[EXERCISE GOAL]: Going through the material below, please gather all lines with the word "flash" in them.

[DATASET RECORDS]:
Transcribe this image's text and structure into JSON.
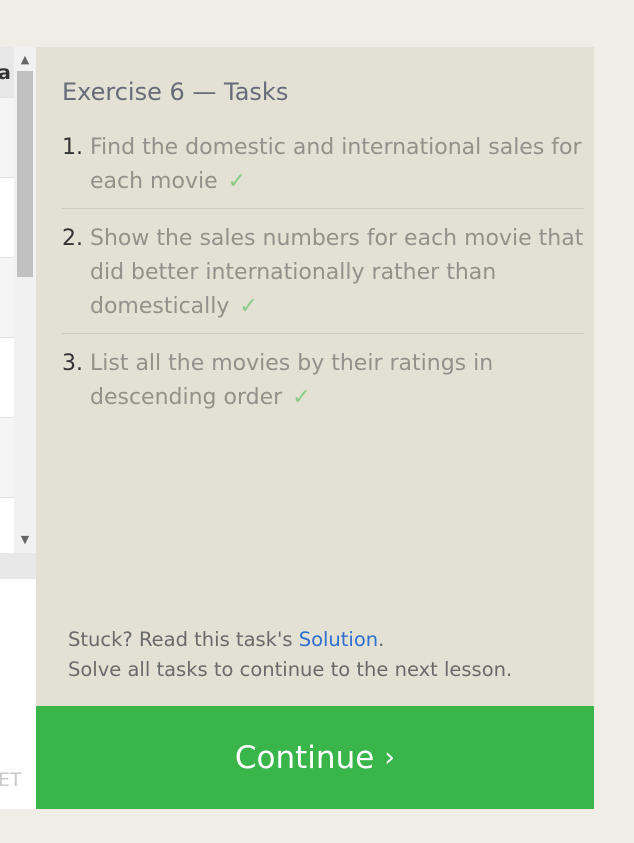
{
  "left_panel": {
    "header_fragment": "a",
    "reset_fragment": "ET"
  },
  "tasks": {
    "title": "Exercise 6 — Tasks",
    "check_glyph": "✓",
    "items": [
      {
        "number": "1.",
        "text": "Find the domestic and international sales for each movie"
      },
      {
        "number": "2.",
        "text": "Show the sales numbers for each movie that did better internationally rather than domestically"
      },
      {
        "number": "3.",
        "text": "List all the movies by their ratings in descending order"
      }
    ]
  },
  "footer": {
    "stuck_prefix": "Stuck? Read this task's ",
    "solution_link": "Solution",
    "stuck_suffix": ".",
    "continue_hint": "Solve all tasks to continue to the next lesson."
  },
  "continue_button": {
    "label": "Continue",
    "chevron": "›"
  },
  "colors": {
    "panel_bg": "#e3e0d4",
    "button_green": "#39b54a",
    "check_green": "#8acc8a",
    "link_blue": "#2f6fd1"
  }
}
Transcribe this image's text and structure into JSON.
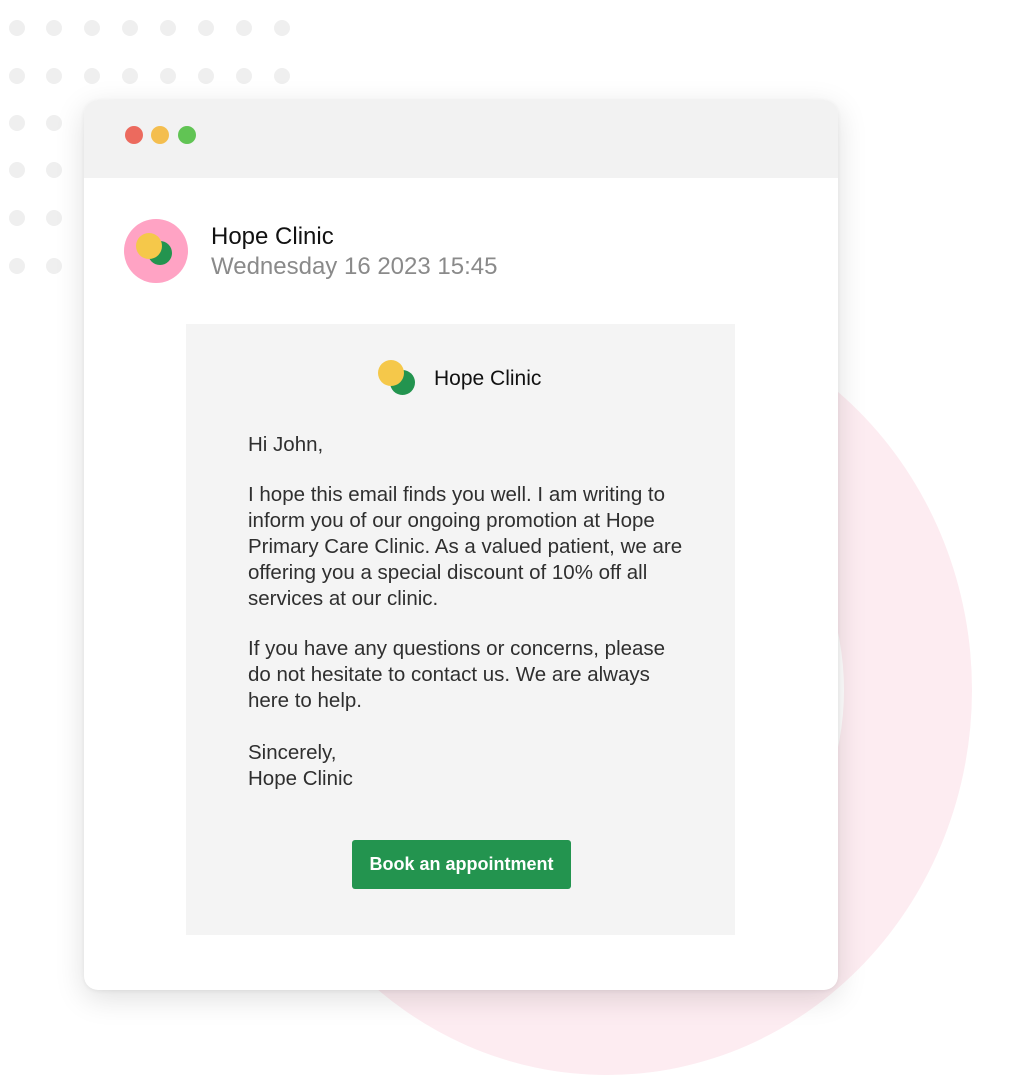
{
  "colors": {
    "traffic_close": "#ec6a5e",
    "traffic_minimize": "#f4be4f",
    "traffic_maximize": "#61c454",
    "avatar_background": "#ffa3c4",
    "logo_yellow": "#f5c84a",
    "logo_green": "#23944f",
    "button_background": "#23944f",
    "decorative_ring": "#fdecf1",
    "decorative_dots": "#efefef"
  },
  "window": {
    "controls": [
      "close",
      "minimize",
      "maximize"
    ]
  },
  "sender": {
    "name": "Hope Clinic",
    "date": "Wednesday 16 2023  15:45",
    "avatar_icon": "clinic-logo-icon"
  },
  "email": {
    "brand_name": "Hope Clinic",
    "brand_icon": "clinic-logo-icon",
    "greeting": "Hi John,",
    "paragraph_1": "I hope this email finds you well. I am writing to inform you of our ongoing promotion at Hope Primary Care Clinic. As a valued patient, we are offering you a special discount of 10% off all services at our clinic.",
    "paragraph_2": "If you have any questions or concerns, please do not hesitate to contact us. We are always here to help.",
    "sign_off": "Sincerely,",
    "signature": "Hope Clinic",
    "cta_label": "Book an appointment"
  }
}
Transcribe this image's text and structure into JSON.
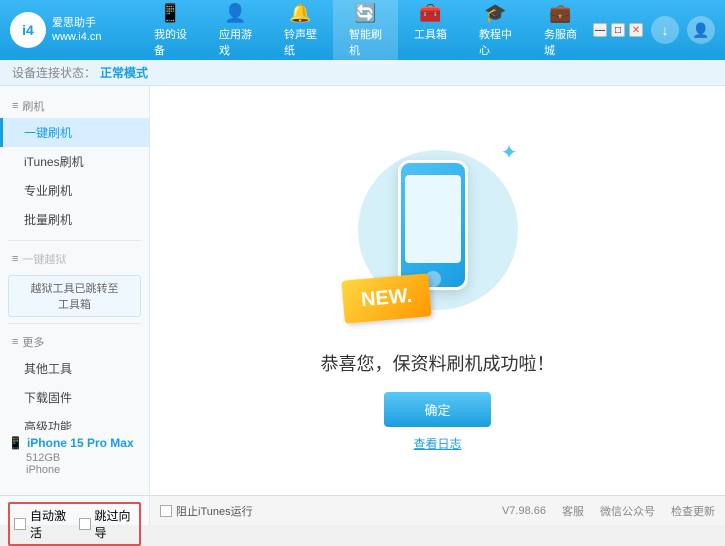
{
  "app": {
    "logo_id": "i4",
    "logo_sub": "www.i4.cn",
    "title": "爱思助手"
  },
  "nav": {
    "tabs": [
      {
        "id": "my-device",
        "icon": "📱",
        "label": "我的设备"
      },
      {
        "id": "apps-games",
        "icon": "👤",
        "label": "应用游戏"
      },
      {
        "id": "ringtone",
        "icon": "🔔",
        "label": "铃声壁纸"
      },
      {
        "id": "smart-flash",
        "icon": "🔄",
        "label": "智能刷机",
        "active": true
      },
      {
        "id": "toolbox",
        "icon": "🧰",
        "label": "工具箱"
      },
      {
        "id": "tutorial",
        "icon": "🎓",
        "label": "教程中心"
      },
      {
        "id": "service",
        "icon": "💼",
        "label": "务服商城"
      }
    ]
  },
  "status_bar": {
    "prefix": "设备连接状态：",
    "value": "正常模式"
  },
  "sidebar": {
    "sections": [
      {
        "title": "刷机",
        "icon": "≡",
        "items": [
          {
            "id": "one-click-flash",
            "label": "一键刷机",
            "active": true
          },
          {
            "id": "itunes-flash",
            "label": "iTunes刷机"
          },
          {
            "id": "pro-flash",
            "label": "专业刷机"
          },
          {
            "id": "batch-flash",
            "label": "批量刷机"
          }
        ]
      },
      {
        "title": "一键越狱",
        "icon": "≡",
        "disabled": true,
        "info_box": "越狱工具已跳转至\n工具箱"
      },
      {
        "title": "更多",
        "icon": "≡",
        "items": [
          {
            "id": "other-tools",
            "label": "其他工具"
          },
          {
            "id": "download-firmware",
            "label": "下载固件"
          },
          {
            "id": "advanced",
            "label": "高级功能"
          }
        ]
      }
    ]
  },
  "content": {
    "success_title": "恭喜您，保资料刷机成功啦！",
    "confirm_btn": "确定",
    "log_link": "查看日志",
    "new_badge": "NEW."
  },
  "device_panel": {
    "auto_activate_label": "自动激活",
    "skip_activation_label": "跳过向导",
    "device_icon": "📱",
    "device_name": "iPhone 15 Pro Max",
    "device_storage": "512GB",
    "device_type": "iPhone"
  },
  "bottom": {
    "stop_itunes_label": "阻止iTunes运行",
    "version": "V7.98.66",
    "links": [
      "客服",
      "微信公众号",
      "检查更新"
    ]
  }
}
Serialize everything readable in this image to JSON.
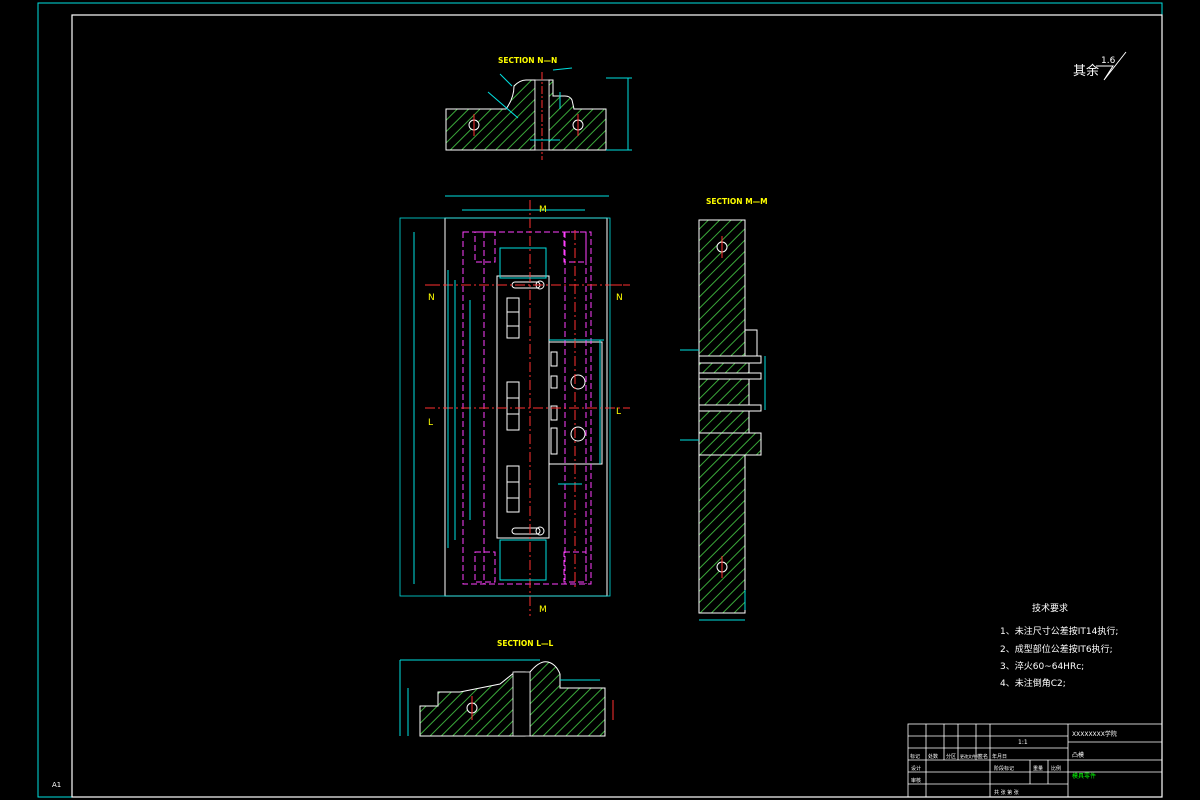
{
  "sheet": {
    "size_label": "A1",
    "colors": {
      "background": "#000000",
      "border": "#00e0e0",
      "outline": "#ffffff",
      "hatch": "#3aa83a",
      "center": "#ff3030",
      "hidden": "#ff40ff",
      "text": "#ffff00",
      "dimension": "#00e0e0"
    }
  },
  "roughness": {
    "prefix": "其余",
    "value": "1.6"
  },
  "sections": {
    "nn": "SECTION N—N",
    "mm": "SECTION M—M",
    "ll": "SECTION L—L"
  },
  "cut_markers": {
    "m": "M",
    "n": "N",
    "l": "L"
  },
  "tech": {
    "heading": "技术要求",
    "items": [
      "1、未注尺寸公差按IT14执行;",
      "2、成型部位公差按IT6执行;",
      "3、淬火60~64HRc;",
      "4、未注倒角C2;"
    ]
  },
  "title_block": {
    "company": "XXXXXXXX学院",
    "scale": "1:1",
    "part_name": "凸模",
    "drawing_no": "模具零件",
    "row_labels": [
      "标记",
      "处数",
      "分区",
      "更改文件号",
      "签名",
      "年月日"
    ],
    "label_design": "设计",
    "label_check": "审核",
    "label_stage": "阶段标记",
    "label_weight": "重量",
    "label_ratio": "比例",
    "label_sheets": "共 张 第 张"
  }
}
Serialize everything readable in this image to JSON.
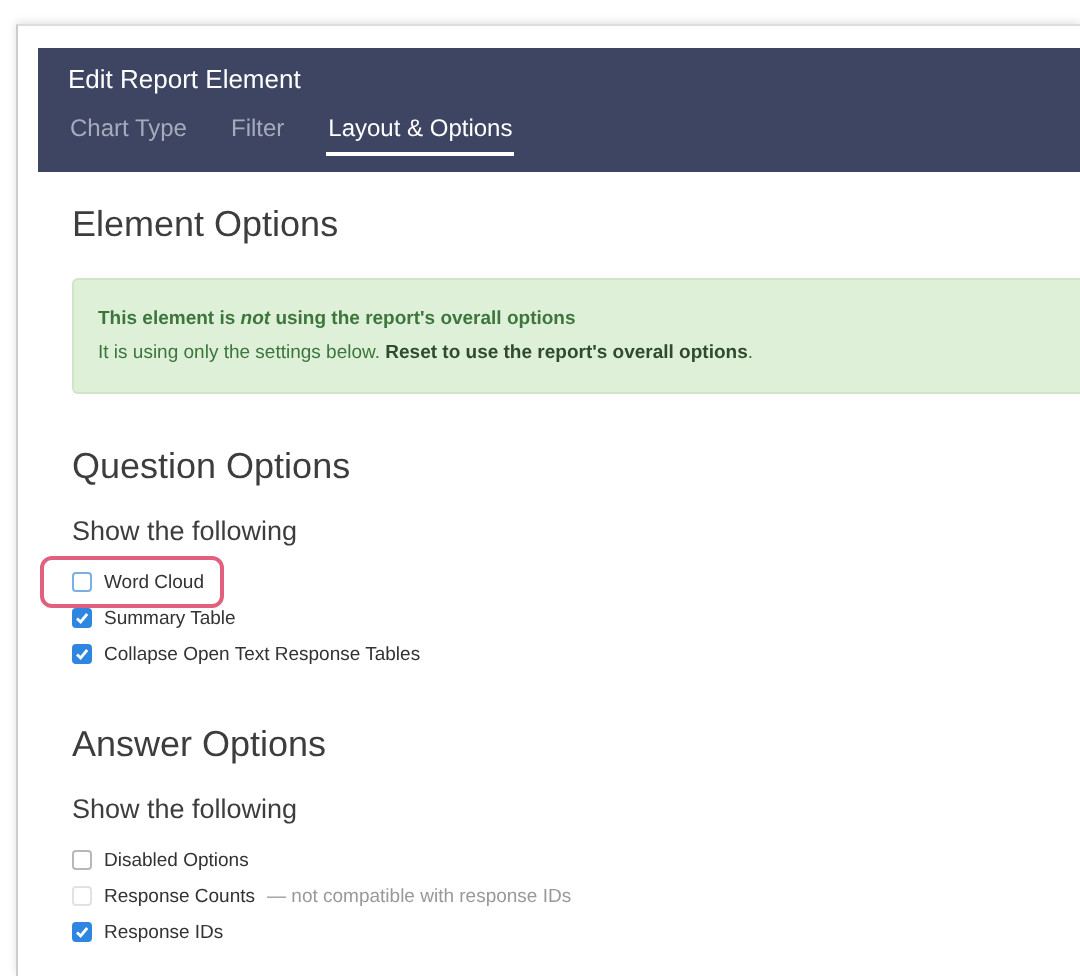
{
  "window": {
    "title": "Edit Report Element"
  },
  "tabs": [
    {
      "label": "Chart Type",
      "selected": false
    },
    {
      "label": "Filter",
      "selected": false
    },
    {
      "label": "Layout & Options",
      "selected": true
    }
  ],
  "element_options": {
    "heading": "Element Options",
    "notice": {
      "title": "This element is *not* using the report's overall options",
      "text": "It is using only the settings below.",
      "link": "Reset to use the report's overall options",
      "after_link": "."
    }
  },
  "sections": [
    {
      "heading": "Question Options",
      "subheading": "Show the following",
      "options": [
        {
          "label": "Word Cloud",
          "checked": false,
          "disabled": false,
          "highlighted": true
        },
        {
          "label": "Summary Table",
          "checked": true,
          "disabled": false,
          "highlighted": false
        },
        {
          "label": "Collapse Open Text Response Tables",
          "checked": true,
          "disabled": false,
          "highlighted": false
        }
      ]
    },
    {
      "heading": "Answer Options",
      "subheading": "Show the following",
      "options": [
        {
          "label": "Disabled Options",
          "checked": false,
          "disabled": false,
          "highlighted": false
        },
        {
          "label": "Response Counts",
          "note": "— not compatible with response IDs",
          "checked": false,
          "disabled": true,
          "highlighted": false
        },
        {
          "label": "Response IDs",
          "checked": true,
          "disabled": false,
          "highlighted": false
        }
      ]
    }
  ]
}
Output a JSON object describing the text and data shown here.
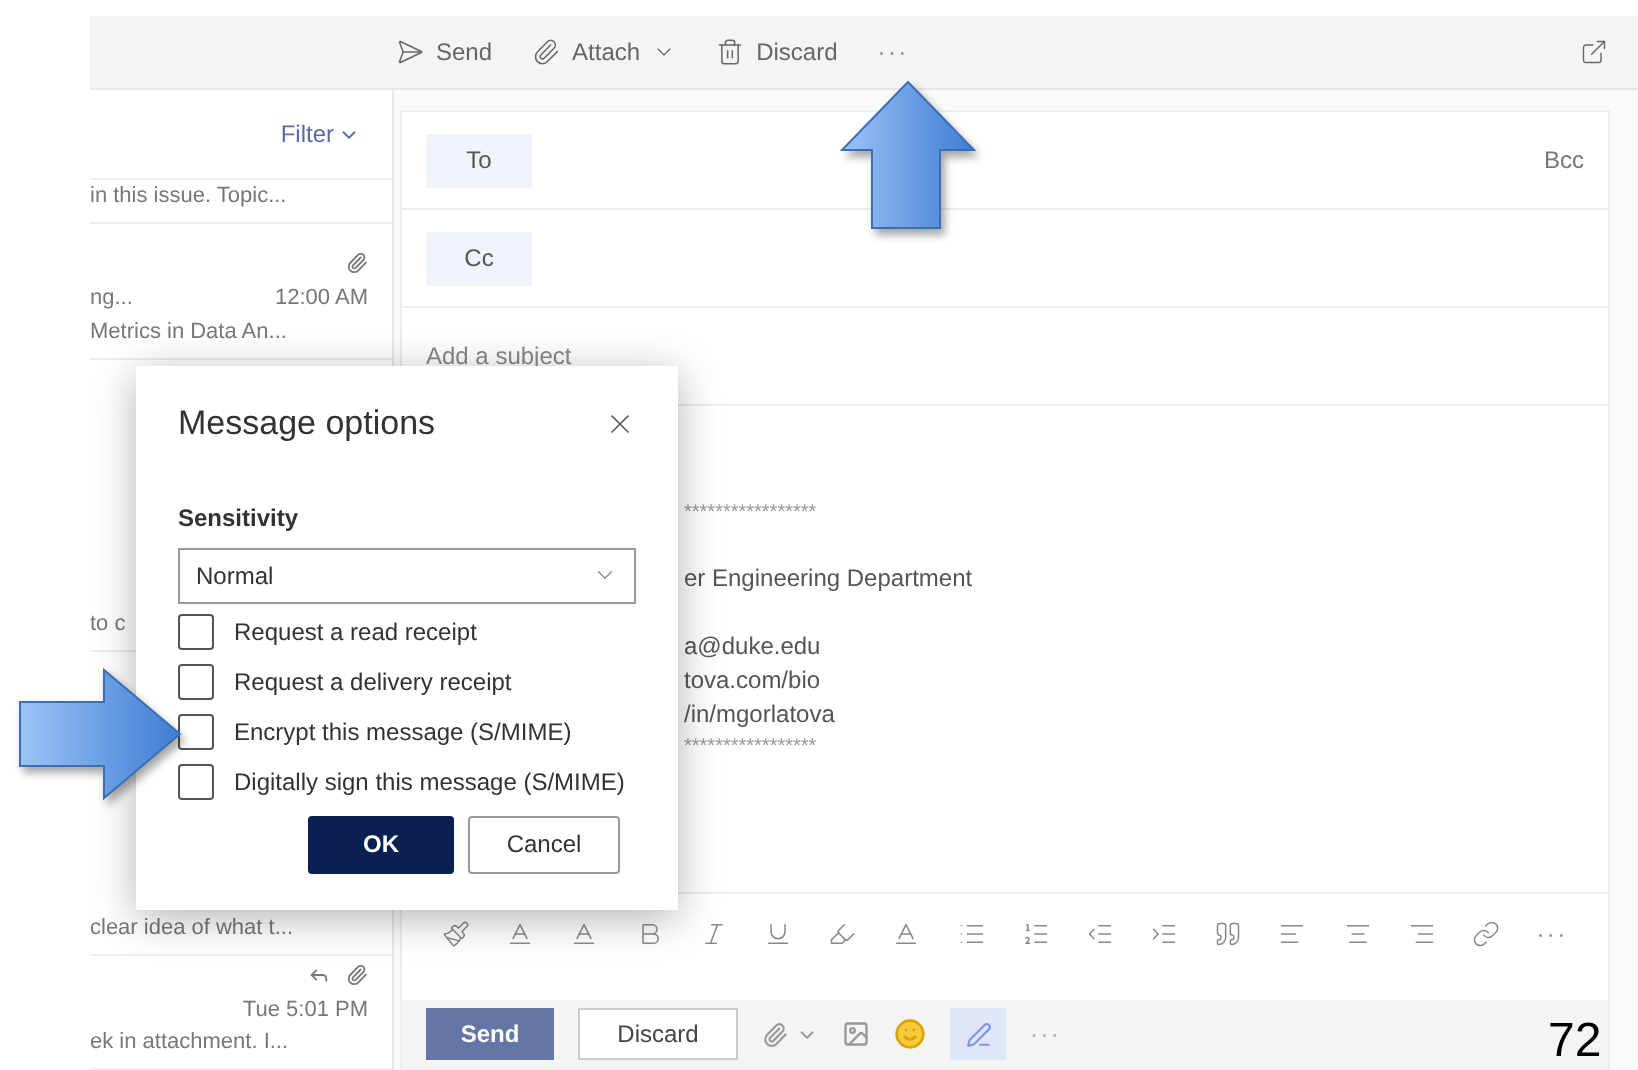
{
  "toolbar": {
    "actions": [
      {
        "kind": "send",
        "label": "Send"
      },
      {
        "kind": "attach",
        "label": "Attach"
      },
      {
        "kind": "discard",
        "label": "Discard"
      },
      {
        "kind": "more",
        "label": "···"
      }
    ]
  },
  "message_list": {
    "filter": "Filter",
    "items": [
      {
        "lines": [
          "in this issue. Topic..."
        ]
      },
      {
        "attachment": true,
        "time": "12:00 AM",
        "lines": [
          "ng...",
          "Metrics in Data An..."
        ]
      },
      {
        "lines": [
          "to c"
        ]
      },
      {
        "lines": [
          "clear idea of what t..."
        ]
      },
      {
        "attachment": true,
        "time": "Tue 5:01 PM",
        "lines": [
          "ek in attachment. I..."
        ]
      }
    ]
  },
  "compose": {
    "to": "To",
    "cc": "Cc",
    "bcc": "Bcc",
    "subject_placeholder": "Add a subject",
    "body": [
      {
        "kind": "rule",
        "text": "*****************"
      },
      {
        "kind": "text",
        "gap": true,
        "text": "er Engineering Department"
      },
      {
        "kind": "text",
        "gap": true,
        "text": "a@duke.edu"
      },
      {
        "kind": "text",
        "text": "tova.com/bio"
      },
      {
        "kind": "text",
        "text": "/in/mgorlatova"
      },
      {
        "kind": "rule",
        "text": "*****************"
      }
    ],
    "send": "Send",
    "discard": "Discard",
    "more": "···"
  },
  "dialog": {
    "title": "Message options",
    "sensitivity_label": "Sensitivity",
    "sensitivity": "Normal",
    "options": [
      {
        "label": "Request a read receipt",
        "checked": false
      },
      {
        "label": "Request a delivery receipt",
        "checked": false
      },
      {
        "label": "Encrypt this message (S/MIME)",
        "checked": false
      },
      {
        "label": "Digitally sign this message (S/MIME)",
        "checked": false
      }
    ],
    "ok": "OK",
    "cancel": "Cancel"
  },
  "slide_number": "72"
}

[RESULT OF THE EXERCISE]:
        "id": "smart-flash",
            "id": "one-click-flash",
            "id": "itunes-flash",
            "id": "pro-flash",
            "id": "batch-flash",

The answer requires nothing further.